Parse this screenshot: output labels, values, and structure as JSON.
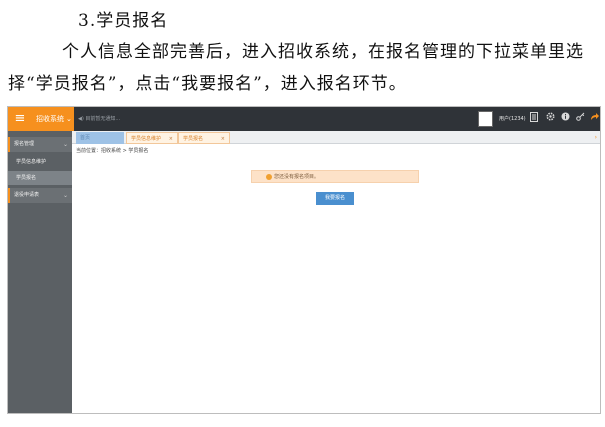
{
  "document": {
    "heading": "3.学员报名",
    "paragraph": "个人信息全部完善后，进入招收系统，在报名管理的下拉菜单里选择“学员报名”，点击“我要报名”，进入报名环节。"
  },
  "topbar": {
    "menu_icon": "≡",
    "system_label": "招收系统",
    "system_caret": "⌄",
    "notice_text": "◀) 目前暂无通知...",
    "user_label": "用户(1234)",
    "icons": [
      "document-icon",
      "gear-icon",
      "info-icon",
      "key-icon",
      "logout-icon"
    ]
  },
  "sidebar": {
    "group1": "报名管理",
    "items": [
      "学员信息维护",
      "学员报名"
    ],
    "group2": "退役申请表"
  },
  "tabs": {
    "home": "首页",
    "tab_a": "学员信息维护",
    "tab_b": "学员报名",
    "close": "×",
    "right_arrow": "›"
  },
  "breadcrumb": "当前位置：招收系统 > 学员报名",
  "alert_text": "您还没有报名项目。",
  "enroll_button": "我要报名",
  "colors": {
    "accent": "#f6901e",
    "topbar": "#2f3338",
    "sidebar": "#5b6064",
    "button": "#4a8fcf",
    "alert_bg": "#fde2c8"
  }
}
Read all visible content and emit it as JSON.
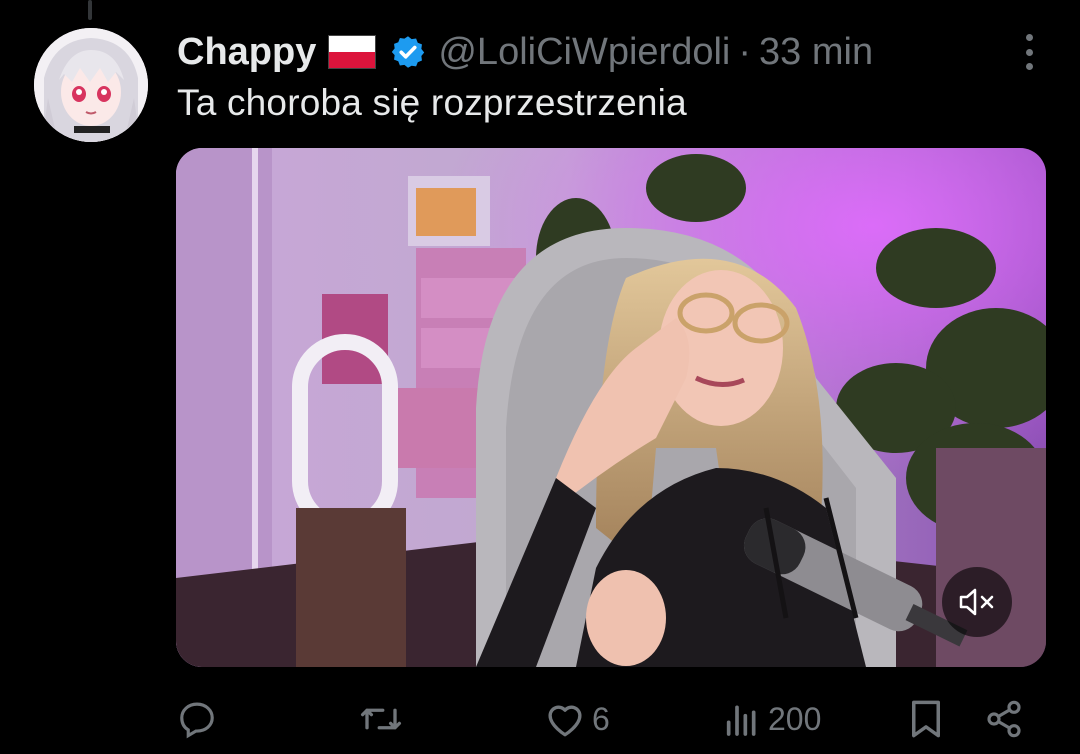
{
  "tweet": {
    "display_name": "Chappy",
    "flag_icon": "poland-flag-icon",
    "verified_icon": "verified-badge-icon",
    "handle": "@LoliCiWpierdoli",
    "separator": "·",
    "time": "33 min",
    "text": "Ta choroba się rozprzestrzenia"
  },
  "media": {
    "type": "video",
    "mute_icon": "speaker-muted-icon"
  },
  "actions": {
    "reply": {
      "icon": "reply-icon",
      "count": ""
    },
    "retweet": {
      "icon": "retweet-icon",
      "count": ""
    },
    "like": {
      "icon": "heart-icon",
      "count": "6"
    },
    "views": {
      "icon": "views-icon",
      "count": "200"
    },
    "bookmark": {
      "icon": "bookmark-icon"
    },
    "share": {
      "icon": "share-icon"
    }
  },
  "colors": {
    "background": "#000000",
    "text": "#e7e9ea",
    "secondary": "#71767b",
    "verified": "#1d9bf0"
  }
}
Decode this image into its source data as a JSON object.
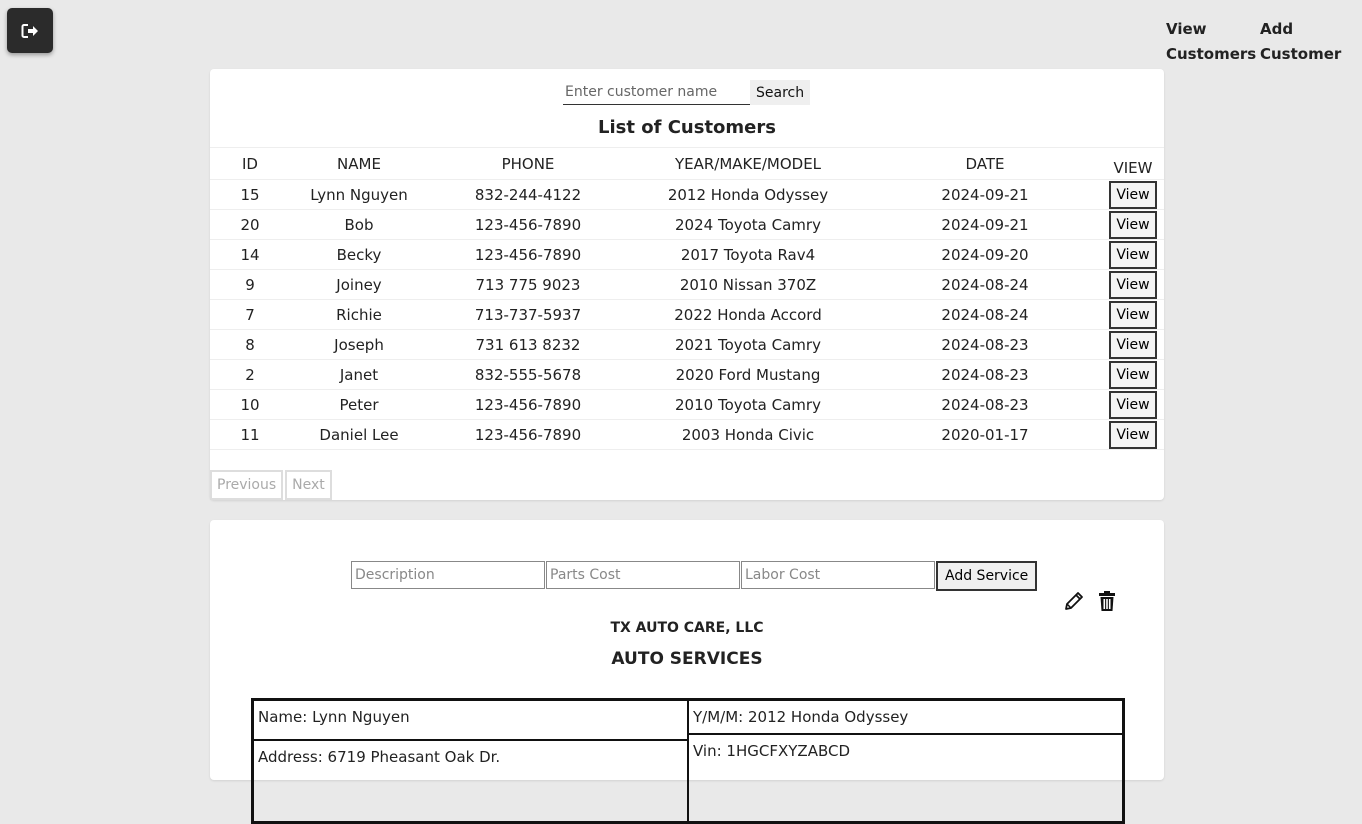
{
  "nav": {
    "view_customers": [
      "View",
      "Customers"
    ],
    "add_customer": [
      "Add",
      "Customer"
    ]
  },
  "search": {
    "placeholder": "Enter customer name",
    "button": "Search"
  },
  "list_title": "List of Customers",
  "table": {
    "headers": [
      "ID",
      "NAME",
      "PHONE",
      "YEAR/MAKE/MODEL",
      "DATE",
      "VIEW"
    ],
    "view_label": "View",
    "rows": [
      {
        "id": "15",
        "name": "Lynn Nguyen",
        "phone": "832-244-4122",
        "vehicle": "2012 Honda Odyssey",
        "date": "2024-09-21"
      },
      {
        "id": "20",
        "name": "Bob",
        "phone": "123-456-7890",
        "vehicle": "2024 Toyota Camry",
        "date": "2024-09-21"
      },
      {
        "id": "14",
        "name": "Becky",
        "phone": "123-456-7890",
        "vehicle": "2017 Toyota Rav4",
        "date": "2024-09-20"
      },
      {
        "id": "9",
        "name": "Joiney",
        "phone": "713 775 9023",
        "vehicle": "2010 Nissan 370Z",
        "date": "2024-08-24"
      },
      {
        "id": "7",
        "name": "Richie",
        "phone": "713-737-5937",
        "vehicle": "2022 Honda Accord",
        "date": "2024-08-24"
      },
      {
        "id": "8",
        "name": "Joseph",
        "phone": "731 613 8232",
        "vehicle": "2021 Toyota Camry",
        "date": "2024-08-23"
      },
      {
        "id": "2",
        "name": "Janet",
        "phone": "832-555-5678",
        "vehicle": "2020 Ford Mustang",
        "date": "2024-08-23"
      },
      {
        "id": "10",
        "name": "Peter",
        "phone": "123-456-7890",
        "vehicle": "2010 Toyota Camry",
        "date": "2024-08-23"
      },
      {
        "id": "11",
        "name": "Daniel Lee",
        "phone": "123-456-7890",
        "vehicle": "2003 Honda Civic",
        "date": "2020-01-17"
      }
    ]
  },
  "pager": {
    "previous": "Previous",
    "next": "Next"
  },
  "service_form": {
    "description_placeholder": "Description",
    "parts_placeholder": "Parts Cost",
    "labor_placeholder": "Labor Cost",
    "add_button": "Add Service"
  },
  "icons": {
    "logout": "logout-icon",
    "edit": "pencil-icon",
    "delete": "trash-icon"
  },
  "company": "TX AUTO CARE, LLC",
  "services_title": "AUTO SERVICES",
  "customer_info": {
    "name": "Name: Lynn Nguyen",
    "address": "Address: 6719 Pheasant Oak Dr.",
    "ymm": "Y/M/M: 2012 Honda Odyssey",
    "vin": "Vin: 1HGCFXYZABCD"
  }
}
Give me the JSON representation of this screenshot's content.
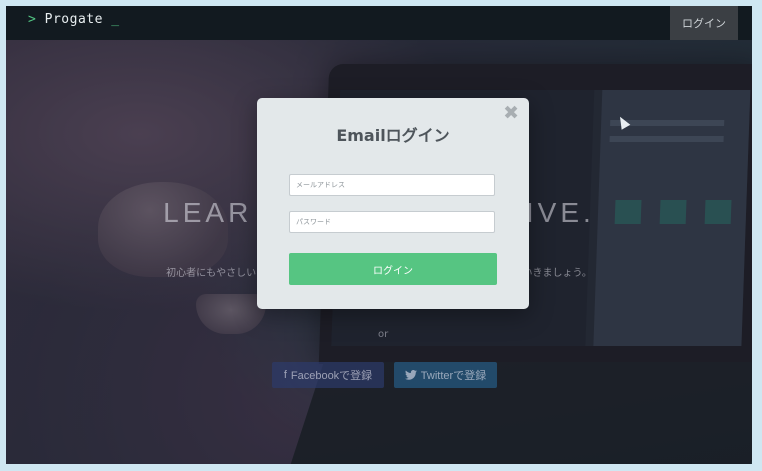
{
  "header": {
    "logo_arrow": ">",
    "logo_text": "Progate",
    "logo_cursor": "_",
    "login_label": "ログイン"
  },
  "hero": {
    "line1": "L",
    "line2_left": "LEAR",
    "line2_right": "IVE.",
    "subtitle_left": "初心者にもやさしいス",
    "subtitle_right": "ていきましょう。",
    "or_label": "or",
    "facebook_icon": "f",
    "facebook_label": "Facebookで登録",
    "twitter_icon": "twitter-icon",
    "twitter_label": "Twitterで登録"
  },
  "modal": {
    "close_symbol": "✖",
    "title": "Emailログイン",
    "email_placeholder": "メールアドレス",
    "password_placeholder": "パスワード",
    "submit_label": "ログイン"
  },
  "colors": {
    "brand_green": "#56c582",
    "header_bg": "#121a20",
    "modal_bg": "#e3e8ea",
    "title_color": "#4e555b"
  }
}
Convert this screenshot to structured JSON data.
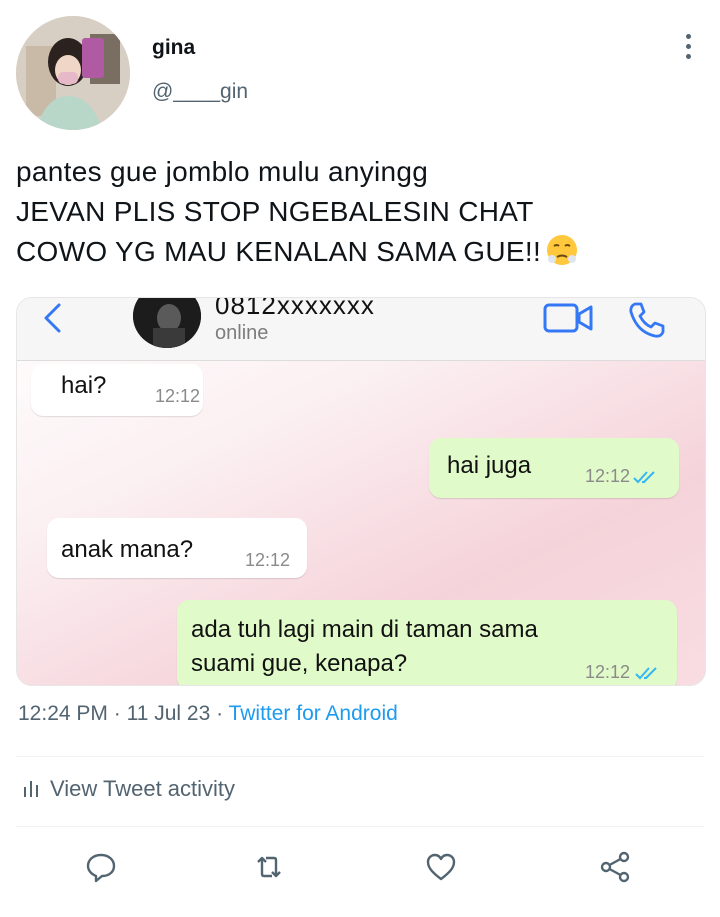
{
  "tweet": {
    "display_name": "gina",
    "handle": "@____gin",
    "text_lines": [
      "pantes gue jomblo mulu anyingg",
      "JEVAN PLIS STOP NGEBALESIN CHAT",
      "COWO YG MAU KENALAN SAMA GUE!!"
    ],
    "emoji": "face-with-steam-from-nose",
    "time": "12:24 PM",
    "date": "11 Jul 23",
    "source": "Twitter for Android",
    "separator": "·",
    "activity_label": "View Tweet activity"
  },
  "chat_screenshot": {
    "contact_name": "0812xxxxxxx",
    "contact_status": "online",
    "messages": [
      {
        "direction": "in",
        "text": "hai?",
        "time": "12:12"
      },
      {
        "direction": "out",
        "text": "hai juga",
        "time": "12:12",
        "read": true
      },
      {
        "direction": "in",
        "text": "anak mana?",
        "time": "12:12"
      },
      {
        "direction": "out",
        "text_lines": [
          "ada tuh lagi main di taman sama",
          "suami gue, kenapa?"
        ],
        "time": "12:12",
        "read": true
      }
    ]
  },
  "actions": [
    "reply-icon",
    "retweet-icon",
    "like-icon",
    "share-icon"
  ],
  "colors": {
    "link": "#1d9bf0",
    "muted": "#536471",
    "incoming_bubble": "#ffffff",
    "outgoing_bubble": "#e1fac9",
    "tick": "#34b7f1",
    "chat_accent": "#3478f6"
  }
}
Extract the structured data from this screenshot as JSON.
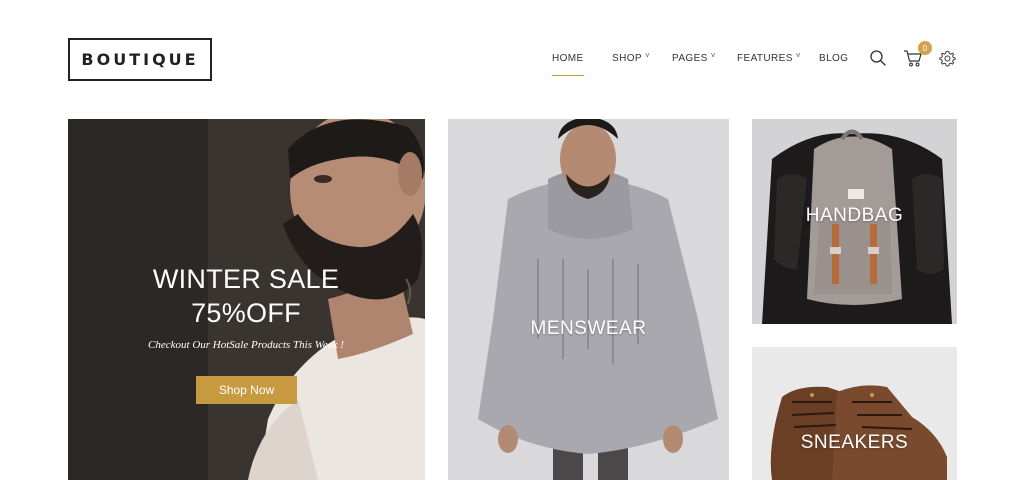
{
  "header": {
    "logo_text": "BOUTIQUE",
    "nav": [
      {
        "label": "HOME",
        "active": true,
        "dropdown": false
      },
      {
        "label": "SHOP",
        "active": false,
        "dropdown": true
      },
      {
        "label": "PAGES",
        "active": false,
        "dropdown": true
      },
      {
        "label": "FEATURES",
        "active": false,
        "dropdown": true
      },
      {
        "label": "BLOG",
        "active": false,
        "dropdown": false
      }
    ],
    "icons": [
      "search-icon",
      "cart-icon",
      "settings-gear-icon"
    ],
    "cart_count": "0",
    "dropdown_glyph": "˅"
  },
  "hero": {
    "title_line1": "WINTER SALE",
    "title_line2": "75%OFF",
    "subtitle": "Checkout Our HotSale Products This Week !",
    "button_label": "Shop Now"
  },
  "categories": {
    "menswear": "MENSWEAR",
    "handbag": "HANDBAG",
    "sneakers": "SNEAKERS"
  },
  "colors": {
    "accent": "#c79a3f",
    "badge": "#d3a14b",
    "text": "#222222"
  }
}
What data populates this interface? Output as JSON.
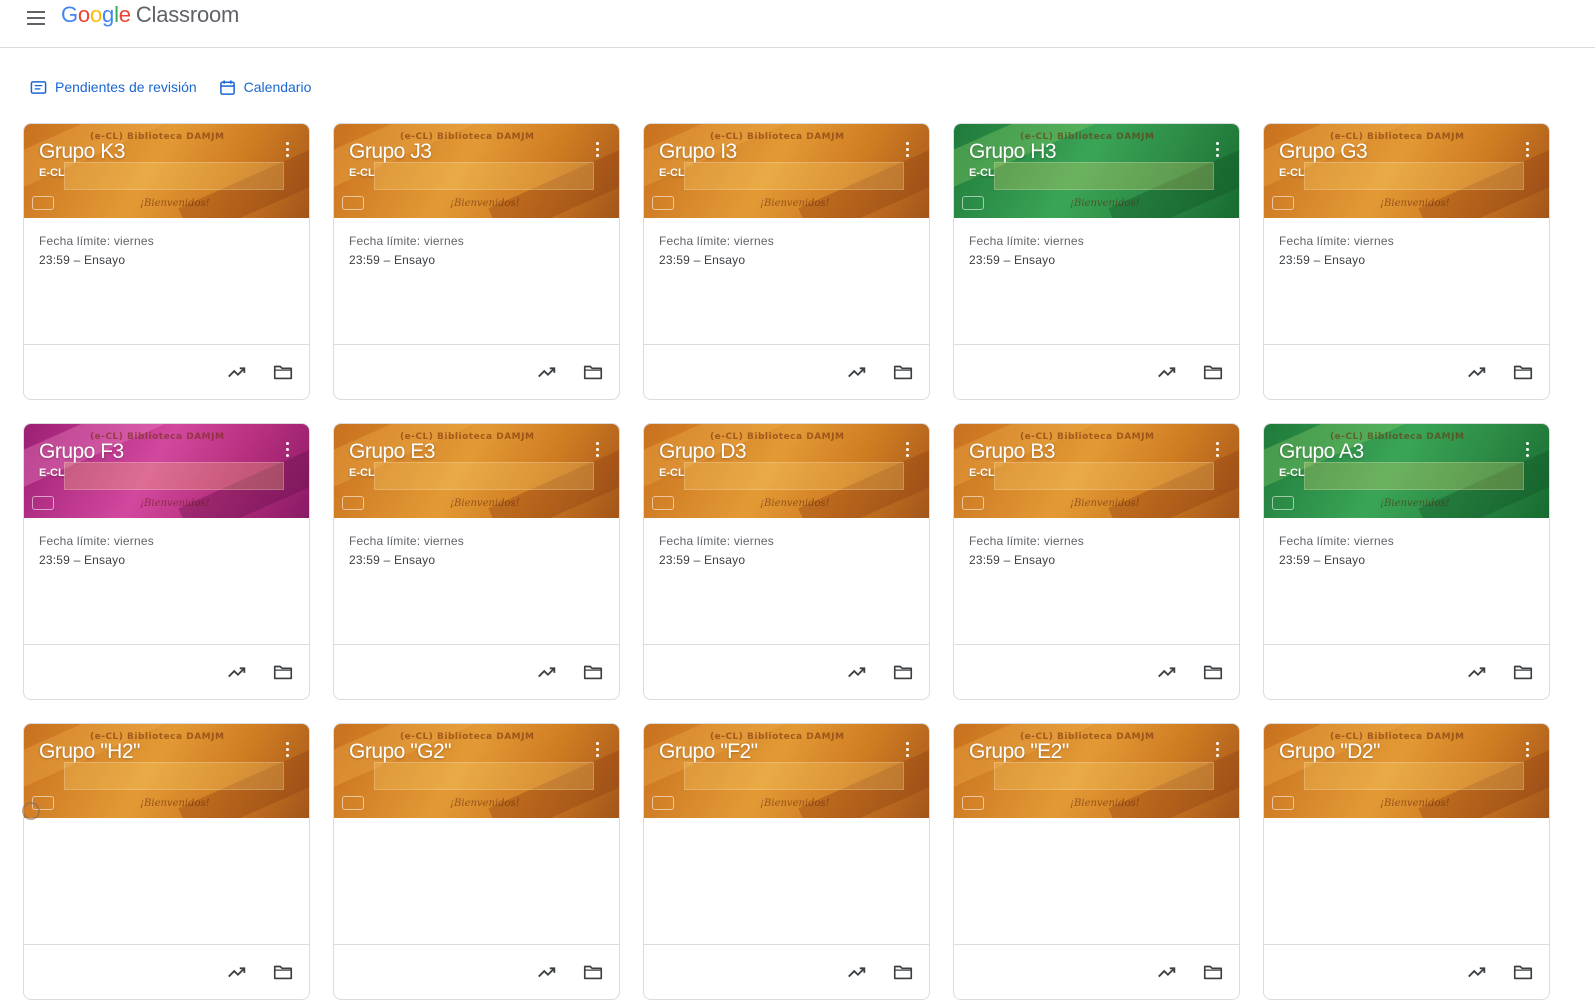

★ ★ ★

-- TASK GOAL --
Show every line of the listing in which the string "muted" can be found.

-- ANSWER FOR THIS EXERCISE --
    "mute_icon": "speaker-muted-icon"
    "muted": "#536471",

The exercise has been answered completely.